- **EXERCISE DIRECTIONS**
Render the lines as a JSON list of strings with one string per line, skipping blank lines. Begin at the first line and stop after the line that contains "dimension-drawing: 515 500".
**** RECORDS SHOWN
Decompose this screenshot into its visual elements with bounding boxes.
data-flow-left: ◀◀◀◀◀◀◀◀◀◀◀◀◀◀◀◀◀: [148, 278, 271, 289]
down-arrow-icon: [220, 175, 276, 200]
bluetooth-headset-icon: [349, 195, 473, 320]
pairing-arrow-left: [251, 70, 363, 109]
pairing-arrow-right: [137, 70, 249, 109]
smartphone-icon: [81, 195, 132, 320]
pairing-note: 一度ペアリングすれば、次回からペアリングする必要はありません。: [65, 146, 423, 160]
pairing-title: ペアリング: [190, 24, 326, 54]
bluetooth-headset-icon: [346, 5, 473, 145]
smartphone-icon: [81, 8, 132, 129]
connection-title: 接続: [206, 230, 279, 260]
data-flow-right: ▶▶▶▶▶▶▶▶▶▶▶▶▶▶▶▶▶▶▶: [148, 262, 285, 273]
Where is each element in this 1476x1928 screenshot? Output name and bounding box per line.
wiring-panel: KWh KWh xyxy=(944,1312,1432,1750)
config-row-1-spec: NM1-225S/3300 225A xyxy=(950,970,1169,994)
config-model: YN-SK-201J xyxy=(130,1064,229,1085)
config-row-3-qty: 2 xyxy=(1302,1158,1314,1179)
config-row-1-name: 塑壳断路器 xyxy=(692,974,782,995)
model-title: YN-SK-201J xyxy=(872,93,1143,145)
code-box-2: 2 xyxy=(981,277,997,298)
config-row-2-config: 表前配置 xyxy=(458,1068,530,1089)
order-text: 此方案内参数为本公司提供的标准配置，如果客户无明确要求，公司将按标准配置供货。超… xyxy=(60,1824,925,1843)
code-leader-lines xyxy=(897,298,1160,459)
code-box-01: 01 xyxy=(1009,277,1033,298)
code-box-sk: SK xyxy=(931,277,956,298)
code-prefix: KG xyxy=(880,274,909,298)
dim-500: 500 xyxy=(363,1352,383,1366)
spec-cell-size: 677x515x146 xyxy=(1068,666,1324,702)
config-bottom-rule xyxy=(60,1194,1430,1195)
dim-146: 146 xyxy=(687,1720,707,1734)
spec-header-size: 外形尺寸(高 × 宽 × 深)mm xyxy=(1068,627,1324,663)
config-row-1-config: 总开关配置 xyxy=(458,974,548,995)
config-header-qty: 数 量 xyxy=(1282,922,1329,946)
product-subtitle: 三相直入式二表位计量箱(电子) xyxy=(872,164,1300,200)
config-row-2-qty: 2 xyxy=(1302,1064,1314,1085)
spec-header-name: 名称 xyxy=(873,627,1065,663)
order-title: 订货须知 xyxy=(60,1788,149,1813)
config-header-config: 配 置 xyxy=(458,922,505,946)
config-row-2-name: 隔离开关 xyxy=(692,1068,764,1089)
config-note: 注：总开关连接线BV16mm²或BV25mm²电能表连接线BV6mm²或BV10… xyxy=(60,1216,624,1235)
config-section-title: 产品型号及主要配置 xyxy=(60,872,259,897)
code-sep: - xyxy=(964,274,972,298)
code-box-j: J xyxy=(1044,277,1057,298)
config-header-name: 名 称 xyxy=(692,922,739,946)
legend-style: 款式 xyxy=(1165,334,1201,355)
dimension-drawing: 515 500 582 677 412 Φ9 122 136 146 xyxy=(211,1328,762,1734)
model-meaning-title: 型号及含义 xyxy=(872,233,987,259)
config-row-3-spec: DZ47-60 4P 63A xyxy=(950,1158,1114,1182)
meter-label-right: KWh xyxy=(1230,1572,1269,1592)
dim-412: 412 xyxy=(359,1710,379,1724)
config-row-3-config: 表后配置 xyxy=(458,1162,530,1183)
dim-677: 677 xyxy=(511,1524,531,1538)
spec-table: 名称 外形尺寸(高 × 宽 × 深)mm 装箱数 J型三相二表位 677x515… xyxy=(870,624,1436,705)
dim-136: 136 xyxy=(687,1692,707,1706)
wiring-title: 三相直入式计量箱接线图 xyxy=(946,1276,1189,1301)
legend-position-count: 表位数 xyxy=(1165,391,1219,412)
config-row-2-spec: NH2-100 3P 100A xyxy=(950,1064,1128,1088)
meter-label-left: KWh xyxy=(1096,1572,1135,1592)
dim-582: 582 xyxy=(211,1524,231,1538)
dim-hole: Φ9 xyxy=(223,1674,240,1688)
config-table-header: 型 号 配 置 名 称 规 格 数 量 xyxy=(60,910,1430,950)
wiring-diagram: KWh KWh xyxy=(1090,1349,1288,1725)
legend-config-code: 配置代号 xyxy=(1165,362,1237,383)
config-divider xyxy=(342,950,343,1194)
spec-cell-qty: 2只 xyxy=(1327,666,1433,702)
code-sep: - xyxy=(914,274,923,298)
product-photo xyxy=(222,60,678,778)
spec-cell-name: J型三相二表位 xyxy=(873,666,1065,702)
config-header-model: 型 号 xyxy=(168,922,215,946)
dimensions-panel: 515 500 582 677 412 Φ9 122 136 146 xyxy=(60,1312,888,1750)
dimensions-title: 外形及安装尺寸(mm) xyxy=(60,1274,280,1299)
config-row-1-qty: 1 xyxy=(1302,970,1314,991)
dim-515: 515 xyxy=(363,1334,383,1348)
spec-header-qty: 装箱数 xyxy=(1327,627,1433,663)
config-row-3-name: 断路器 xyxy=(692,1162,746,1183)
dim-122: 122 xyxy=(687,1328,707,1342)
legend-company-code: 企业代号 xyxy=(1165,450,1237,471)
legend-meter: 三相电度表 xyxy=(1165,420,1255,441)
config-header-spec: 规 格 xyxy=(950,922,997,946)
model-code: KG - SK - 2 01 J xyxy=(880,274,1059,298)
********
- **EXERCISE SOLUTION**
[
  "Decompose this screenshot into its visual elements with bounding boxes.",
  "data-flow-left: ◀◀◀◀◀◀◀◀◀◀◀◀◀◀◀◀◀: [148, 278, 271, 289]",
  "down-arrow-icon: [220, 175, 276, 200]",
  "bluetooth-headset-icon: [349, 195, 473, 320]",
  "pairing-arrow-left: [251, 70, 363, 109]",
  "pairing-arrow-right: [137, 70, 249, 109]",
  "smartphone-icon: [81, 195, 132, 320]",
  "pairing-note: 一度ペアリングすれば、次回からペアリングする必要はありません。: [65, 146, 423, 160]",
  "pairing-title: ペアリング: [190, 24, 326, 54]",
  "bluetooth-headset-icon: [346, 5, 473, 145]",
  "smartphone-icon: [81, 8, 132, 129]",
  "connection-title: 接続: [206, 230, 279, 260]",
  "data-flow-right: ▶▶▶▶▶▶▶▶▶▶▶▶▶▶▶▶▶▶▶: [148, 262, 285, 273]",
  "Where is each element in this 1476x1928 screenshot? Output name and bounding box per line.",
  "wiring-panel: KWh KWh xyxy=(944,1312,1432,1750)",
  "config-row-1-spec: NM1-225S/3300 225A xyxy=(950,970,1169,994)",
  "config-model: YN-SK-201J xyxy=(130,1064,229,1085)",
  "config-row-3-qty: 2 xyxy=(1302,1158,1314,1179)",
  "config-row-1-name: 塑壳断路器 xyxy=(692,974,782,995)",
  "model-title: YN-SK-201J xyxy=(872,93,1143,145)",
  "code-box-2: 2 xyxy=(981,277,997,298)",
  "config-row-2-config: 表前配置 xyxy=(458,1068,530,1089)",
  "order-text: 此方案内参数为本公司提供的标准配置，如果客户无明确要求，公司将按标准配置供货。超… xyxy=(60,1824,925,1843)",
  "code-leader-lines xyxy=(897,298,1160,459)",
  "code-box-01: 01 xyxy=(1009,277,1033,298)",
  "code-box-sk: SK xyxy=(931,277,956,298)",
  "code-prefix: KG xyxy=(880,274,909,298)",
  "dim-500: 500 xyxy=(363,1352,383,1366)",
  "spec-cell-size: 677x515x146 xyxy=(1068,666,1324,702)",
  "config-bottom-rule xyxy=(60,1194,1430,1195)",
  "dim-146: 146 xyxy=(687,1720,707,1734)",
  "spec-header-size: 外形尺寸(高 × 宽 × 深)mm xyxy=(1068,627,1324,663)",
  "config-row-1-config: 总开关配置 xyxy=(458,974,548,995)",
  "config-header-qty: 数 量 xyxy=(1282,922,1329,946)",
  "product-subtitle: 三相直入式二表位计量箱(电子) xyxy=(872,164,1300,200)",
  "config-row-2-qty: 2 xyxy=(1302,1064,1314,1085)",
  "spec-header-name: 名称 xyxy=(873,627,1065,663)",
  "order-title: 订货须知 xyxy=(60,1788,149,1813)",
  "config-header-config: 配 置 xyxy=(458,922,505,946)",
  "config-row-2-name: 隔离开关 xyxy=(692,1068,764,1089)",
  "config-note: 注：总开关连接线BV16mm²或BV25mm²电能表连接线BV6mm²或BV10… xyxy=(60,1216,624,1235)",
  "config-section-title: 产品型号及主要配置 xyxy=(60,872,259,897)",
  "code-sep: - xyxy=(964,274,972,298)",
  "code-box-j: J xyxy=(1044,277,1057,298)",
  "config-header-name: 名 称 xyxy=(692,922,739,946)",
  "legend-style: 款式 xyxy=(1165,334,1201,355)",
  "dimension-drawing: 515 500 582 677 412 Φ9 122 136 146 xyxy=(211,1328,762,1734)"
]